### Input
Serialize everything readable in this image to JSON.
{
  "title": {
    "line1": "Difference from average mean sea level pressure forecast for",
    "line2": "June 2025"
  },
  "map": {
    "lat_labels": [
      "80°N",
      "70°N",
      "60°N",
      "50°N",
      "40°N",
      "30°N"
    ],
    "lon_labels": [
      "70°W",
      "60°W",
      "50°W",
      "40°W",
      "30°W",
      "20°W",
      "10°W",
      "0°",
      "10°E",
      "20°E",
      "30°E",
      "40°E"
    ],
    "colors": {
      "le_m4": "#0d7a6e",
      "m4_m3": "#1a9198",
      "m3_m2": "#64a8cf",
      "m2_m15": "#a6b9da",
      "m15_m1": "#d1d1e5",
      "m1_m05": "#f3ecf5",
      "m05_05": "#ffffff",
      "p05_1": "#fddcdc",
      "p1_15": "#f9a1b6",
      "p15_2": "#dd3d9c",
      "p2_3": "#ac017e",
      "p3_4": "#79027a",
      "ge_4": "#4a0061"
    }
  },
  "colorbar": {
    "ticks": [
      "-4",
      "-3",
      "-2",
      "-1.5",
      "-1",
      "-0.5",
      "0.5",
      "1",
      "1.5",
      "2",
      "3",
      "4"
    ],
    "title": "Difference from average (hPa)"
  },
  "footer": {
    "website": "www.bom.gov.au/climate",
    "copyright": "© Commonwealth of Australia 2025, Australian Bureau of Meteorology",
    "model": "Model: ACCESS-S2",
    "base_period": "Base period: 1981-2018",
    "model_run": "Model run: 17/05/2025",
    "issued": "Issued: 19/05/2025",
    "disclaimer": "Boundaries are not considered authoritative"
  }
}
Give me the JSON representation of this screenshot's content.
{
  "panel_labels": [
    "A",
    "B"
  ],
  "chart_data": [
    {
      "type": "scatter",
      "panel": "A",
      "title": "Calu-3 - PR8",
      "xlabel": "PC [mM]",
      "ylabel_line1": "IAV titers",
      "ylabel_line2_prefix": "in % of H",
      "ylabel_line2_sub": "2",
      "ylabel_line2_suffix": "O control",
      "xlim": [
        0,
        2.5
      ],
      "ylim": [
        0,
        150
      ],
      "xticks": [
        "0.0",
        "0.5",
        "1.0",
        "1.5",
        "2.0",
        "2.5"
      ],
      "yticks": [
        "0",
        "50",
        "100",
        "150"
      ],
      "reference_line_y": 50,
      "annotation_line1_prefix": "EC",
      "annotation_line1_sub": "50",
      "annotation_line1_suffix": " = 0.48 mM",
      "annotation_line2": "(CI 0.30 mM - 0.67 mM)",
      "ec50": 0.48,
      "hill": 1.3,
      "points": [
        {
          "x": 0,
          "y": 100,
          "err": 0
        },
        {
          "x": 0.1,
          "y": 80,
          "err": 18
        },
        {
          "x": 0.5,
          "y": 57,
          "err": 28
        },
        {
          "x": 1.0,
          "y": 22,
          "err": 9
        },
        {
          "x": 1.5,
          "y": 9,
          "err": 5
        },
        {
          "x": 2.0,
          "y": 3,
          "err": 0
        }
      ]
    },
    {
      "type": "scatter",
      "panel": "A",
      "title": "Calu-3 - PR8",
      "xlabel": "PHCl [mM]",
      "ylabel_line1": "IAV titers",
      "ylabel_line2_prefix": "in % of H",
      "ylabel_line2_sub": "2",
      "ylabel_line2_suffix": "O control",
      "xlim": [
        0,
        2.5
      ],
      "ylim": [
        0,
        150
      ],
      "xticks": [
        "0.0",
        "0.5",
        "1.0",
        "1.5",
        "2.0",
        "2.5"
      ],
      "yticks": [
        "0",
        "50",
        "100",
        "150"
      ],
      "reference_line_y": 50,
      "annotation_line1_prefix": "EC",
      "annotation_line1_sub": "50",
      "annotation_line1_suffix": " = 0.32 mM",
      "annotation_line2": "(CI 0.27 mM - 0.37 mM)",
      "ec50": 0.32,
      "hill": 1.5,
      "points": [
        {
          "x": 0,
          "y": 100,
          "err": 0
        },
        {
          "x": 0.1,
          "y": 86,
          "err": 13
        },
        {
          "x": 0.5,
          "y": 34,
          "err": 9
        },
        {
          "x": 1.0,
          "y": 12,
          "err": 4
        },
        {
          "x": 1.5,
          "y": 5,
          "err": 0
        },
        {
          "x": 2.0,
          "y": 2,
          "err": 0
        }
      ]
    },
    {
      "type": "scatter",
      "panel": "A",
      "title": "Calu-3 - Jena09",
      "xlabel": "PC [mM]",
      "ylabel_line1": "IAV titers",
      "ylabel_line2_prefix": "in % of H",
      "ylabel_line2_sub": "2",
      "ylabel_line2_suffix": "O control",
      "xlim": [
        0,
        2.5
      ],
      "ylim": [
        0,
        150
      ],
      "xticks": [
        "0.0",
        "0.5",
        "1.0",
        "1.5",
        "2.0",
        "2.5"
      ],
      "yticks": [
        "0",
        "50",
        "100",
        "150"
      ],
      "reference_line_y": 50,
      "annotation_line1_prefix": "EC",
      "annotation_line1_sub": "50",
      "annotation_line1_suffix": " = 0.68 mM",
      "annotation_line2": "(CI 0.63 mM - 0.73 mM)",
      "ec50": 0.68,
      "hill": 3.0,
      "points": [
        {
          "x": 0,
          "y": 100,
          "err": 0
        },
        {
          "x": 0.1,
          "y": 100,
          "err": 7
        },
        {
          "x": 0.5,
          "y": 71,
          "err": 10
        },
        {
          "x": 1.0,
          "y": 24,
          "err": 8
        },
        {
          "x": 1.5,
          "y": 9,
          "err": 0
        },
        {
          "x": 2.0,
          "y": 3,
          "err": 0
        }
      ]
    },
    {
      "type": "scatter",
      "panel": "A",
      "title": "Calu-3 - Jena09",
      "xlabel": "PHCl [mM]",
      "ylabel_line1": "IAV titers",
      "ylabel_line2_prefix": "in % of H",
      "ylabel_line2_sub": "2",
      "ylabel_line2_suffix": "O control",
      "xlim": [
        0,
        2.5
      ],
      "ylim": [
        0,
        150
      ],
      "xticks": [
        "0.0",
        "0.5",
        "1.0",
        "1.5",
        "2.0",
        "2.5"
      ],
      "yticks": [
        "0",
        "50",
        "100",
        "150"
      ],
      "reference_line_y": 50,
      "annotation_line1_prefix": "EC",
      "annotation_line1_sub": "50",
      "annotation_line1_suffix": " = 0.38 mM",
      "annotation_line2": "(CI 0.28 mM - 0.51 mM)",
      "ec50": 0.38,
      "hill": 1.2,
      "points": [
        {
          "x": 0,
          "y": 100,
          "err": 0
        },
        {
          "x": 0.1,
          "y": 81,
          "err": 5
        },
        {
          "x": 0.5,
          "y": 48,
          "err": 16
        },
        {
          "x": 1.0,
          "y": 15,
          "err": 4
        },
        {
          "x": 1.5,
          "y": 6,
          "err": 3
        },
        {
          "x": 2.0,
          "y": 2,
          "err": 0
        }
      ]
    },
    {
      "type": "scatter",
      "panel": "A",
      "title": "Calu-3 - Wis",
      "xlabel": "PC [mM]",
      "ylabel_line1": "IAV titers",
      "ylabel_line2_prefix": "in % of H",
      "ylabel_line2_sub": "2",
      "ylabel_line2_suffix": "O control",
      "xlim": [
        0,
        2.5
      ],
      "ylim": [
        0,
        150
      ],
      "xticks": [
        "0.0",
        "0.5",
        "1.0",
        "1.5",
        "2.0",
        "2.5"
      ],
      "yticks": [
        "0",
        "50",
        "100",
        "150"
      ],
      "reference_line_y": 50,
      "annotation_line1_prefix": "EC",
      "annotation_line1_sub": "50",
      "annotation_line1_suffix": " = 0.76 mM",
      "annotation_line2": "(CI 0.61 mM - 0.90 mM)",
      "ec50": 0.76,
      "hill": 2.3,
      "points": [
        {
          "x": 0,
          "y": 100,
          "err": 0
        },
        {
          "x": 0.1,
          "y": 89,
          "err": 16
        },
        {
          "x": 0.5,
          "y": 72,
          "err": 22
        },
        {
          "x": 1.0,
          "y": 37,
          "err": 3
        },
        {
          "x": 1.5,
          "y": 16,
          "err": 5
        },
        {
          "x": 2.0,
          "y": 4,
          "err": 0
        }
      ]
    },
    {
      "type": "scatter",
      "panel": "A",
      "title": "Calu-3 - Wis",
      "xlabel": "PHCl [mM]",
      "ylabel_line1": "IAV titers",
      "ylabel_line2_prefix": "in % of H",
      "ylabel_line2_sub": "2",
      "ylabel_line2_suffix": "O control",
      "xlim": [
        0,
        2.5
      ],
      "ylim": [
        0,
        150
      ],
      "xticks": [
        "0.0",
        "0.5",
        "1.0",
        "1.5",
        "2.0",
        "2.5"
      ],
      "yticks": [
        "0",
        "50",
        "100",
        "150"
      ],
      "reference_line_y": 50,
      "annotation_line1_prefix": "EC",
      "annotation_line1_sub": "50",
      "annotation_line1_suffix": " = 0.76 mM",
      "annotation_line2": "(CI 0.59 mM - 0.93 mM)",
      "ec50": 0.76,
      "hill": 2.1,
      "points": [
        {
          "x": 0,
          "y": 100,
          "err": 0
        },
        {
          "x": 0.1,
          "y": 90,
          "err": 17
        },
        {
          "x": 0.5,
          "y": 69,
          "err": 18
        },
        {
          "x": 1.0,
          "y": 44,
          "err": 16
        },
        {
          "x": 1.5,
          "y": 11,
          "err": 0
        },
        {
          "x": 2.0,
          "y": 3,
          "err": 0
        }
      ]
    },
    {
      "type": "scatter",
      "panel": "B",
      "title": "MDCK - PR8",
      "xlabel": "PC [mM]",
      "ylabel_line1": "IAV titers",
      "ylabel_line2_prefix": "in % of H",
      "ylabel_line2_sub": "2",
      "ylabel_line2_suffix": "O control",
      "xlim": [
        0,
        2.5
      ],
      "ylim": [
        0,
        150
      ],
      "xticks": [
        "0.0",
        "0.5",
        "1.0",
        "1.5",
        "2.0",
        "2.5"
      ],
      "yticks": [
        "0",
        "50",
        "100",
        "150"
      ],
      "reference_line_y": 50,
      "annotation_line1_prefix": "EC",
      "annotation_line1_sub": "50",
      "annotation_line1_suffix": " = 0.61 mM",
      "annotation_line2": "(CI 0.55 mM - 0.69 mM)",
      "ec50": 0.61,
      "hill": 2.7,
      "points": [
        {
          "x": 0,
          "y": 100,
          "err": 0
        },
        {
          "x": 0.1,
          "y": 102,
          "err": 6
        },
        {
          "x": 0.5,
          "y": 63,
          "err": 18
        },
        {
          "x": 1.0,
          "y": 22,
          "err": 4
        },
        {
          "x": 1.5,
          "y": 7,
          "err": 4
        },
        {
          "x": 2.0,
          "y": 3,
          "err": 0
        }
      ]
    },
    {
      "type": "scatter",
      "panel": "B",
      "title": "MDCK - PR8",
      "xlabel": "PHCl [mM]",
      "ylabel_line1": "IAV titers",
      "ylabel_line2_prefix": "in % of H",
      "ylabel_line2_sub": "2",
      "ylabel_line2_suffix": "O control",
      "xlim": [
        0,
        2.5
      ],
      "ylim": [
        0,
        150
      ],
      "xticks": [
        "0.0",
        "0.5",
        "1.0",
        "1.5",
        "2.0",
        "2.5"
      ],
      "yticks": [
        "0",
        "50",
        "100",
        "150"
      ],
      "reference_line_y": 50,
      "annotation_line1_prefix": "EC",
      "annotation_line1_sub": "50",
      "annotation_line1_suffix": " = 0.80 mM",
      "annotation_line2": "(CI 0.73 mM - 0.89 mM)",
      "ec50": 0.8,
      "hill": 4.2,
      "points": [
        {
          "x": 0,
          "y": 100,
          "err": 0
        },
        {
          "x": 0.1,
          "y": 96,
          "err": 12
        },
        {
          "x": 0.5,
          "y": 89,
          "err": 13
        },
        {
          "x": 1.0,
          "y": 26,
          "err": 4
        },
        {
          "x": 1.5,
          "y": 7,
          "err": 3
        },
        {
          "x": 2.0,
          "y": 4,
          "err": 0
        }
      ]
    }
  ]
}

### Objective
Copy each line of the listing that holds the word "from".

### Task output
    "line1": "Difference from average mean sea level pressure forecast for",
    "title": "Difference from average (hPa)"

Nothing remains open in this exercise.